(Data entries)

—————

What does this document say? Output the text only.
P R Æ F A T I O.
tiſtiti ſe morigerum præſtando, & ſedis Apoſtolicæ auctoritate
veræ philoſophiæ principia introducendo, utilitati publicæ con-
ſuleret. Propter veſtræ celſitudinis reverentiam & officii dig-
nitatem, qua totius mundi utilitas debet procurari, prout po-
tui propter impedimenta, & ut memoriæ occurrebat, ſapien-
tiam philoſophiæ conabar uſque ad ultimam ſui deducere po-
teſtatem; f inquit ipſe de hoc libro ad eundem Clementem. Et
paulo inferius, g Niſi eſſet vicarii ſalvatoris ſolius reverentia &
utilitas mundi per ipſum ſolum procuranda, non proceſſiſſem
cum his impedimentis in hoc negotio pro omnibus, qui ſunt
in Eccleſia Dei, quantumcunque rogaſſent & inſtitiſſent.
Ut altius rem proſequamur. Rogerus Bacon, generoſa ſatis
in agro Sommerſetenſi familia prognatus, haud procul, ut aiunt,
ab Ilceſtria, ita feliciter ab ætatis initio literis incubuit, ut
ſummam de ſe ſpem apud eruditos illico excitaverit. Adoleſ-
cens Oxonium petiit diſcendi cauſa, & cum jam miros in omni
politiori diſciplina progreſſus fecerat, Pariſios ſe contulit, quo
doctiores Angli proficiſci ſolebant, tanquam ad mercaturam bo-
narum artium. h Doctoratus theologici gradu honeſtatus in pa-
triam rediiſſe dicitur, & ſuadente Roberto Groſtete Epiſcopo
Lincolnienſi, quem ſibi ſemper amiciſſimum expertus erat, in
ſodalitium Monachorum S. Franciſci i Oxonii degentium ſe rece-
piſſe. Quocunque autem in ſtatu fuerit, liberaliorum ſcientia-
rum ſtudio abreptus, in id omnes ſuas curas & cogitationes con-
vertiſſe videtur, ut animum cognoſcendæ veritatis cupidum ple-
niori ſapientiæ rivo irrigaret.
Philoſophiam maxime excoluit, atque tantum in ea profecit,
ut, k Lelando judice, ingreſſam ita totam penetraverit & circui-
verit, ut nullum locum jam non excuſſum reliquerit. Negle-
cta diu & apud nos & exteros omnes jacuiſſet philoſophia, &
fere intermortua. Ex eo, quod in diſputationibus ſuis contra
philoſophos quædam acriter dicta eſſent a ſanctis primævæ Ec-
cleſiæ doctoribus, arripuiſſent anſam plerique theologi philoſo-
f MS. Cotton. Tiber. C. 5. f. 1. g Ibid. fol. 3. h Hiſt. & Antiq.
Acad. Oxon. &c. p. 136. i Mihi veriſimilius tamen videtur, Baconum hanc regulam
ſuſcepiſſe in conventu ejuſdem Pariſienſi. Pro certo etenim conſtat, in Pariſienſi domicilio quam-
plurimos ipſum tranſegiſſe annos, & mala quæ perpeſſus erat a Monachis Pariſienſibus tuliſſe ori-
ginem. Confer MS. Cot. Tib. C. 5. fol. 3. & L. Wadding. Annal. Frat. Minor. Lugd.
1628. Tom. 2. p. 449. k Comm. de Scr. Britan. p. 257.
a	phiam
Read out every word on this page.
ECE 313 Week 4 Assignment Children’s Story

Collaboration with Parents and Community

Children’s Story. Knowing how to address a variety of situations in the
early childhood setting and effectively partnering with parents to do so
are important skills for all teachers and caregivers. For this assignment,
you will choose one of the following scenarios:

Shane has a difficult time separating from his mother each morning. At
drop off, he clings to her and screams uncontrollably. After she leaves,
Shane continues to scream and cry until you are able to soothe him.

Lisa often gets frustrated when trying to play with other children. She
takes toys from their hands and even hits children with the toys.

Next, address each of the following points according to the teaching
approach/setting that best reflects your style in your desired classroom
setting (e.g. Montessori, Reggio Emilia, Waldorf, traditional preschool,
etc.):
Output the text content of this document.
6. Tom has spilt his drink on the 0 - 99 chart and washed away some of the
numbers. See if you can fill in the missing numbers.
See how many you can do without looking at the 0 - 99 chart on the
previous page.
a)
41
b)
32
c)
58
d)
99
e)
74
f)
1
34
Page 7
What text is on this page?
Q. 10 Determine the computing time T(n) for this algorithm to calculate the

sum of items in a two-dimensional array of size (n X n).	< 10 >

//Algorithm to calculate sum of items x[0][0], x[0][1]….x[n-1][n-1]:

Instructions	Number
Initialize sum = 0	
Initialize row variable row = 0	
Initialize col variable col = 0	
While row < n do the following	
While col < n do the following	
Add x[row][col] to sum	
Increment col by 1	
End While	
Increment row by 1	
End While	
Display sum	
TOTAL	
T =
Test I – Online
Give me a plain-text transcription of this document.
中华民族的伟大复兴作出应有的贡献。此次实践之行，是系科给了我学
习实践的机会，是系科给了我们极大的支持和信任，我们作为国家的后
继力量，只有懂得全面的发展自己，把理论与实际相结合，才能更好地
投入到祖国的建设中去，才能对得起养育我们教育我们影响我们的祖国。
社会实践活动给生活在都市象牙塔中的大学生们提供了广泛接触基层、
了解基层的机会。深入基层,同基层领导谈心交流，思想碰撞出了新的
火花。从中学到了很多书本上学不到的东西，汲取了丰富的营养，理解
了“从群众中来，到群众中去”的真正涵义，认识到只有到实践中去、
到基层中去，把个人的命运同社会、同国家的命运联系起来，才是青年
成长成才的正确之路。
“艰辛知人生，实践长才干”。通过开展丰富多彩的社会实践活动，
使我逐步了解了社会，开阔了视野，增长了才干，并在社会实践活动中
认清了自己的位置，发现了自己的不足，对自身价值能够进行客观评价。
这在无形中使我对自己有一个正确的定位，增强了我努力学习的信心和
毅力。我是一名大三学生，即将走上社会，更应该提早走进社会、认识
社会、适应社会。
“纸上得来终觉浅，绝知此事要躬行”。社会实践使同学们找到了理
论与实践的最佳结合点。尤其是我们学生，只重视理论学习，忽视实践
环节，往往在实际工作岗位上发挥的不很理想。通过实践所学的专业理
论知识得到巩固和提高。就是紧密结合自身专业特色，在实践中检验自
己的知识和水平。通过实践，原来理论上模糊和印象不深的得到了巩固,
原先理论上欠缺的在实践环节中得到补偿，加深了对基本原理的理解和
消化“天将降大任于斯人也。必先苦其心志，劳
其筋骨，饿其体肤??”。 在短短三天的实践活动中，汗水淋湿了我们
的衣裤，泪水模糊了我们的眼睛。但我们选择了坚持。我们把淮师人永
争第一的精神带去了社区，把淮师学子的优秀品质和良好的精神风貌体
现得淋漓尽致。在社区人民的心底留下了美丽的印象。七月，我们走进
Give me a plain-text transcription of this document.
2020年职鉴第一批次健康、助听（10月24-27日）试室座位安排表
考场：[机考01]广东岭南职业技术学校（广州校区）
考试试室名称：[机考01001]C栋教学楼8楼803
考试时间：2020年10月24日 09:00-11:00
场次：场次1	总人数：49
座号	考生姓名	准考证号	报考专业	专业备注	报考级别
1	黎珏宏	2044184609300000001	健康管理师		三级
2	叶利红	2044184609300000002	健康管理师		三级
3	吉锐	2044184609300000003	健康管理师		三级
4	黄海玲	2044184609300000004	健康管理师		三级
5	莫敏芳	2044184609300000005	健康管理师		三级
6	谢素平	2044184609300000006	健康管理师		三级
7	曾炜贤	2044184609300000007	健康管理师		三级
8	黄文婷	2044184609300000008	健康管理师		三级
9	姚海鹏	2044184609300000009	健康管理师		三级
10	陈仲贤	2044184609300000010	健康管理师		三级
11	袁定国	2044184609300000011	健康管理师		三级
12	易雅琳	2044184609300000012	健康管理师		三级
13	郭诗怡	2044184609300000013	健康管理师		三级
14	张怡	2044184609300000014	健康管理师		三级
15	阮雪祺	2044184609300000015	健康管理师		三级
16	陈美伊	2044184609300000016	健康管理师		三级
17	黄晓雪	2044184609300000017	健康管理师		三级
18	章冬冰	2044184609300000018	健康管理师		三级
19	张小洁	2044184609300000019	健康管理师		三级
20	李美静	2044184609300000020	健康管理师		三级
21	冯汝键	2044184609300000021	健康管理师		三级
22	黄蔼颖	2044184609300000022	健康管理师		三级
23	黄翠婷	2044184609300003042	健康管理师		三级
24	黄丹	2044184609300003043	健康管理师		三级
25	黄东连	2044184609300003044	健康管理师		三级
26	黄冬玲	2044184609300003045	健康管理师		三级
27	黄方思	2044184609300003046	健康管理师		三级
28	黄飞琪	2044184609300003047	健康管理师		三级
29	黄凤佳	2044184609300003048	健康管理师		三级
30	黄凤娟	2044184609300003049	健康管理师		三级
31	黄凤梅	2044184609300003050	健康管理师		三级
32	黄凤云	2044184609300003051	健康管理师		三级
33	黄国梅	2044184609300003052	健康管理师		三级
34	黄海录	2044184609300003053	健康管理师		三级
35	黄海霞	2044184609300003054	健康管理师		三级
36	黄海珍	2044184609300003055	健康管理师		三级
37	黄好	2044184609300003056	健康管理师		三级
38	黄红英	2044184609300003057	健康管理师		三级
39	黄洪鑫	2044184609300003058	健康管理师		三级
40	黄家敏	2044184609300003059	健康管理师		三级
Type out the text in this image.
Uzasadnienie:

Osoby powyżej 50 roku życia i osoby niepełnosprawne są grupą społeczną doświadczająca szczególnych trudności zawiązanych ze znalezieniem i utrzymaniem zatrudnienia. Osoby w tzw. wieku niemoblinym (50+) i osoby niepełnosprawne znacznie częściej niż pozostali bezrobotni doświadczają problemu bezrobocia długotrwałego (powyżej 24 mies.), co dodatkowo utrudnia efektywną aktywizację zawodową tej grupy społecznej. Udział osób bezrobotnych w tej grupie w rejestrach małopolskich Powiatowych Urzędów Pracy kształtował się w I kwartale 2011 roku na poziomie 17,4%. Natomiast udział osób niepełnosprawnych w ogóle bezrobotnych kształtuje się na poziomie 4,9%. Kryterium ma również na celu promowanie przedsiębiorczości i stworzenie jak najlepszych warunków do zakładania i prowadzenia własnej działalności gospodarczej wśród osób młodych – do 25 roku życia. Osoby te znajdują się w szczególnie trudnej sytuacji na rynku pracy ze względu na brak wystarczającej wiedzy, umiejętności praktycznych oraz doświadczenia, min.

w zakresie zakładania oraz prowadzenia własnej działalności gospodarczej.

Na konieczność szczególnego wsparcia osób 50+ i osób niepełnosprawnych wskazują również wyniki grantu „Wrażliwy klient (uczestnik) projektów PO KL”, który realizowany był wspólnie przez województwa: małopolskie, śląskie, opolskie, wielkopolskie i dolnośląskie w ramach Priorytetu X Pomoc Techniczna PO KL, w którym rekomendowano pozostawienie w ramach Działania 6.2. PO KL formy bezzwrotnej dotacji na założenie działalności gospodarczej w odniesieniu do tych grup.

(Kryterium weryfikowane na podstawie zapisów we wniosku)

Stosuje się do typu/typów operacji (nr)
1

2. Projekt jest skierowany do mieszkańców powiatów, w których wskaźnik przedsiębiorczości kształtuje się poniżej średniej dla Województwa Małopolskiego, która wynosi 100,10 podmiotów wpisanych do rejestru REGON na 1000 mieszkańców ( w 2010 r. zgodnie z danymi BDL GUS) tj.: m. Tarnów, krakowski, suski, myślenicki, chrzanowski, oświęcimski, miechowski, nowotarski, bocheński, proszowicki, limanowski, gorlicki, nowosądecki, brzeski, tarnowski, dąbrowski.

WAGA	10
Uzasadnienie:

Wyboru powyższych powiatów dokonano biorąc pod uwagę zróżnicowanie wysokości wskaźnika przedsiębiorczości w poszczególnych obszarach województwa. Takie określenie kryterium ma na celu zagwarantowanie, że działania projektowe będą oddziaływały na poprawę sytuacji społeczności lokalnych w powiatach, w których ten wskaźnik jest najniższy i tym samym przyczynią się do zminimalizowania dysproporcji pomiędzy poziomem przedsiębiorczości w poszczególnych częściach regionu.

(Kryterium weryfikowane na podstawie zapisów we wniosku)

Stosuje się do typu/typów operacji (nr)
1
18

—————

> _WHAT NEEDS TO BE DONE_: Extract all lines of the records above that include "text".

> _FINAL RESULT_:
What does this document say? Output the text only.
Output the text content of this document.
What text is on this page?
Give me a plain-text transcription of this document.
Give me a plain-text transcription of this document.
Type out the text in this image.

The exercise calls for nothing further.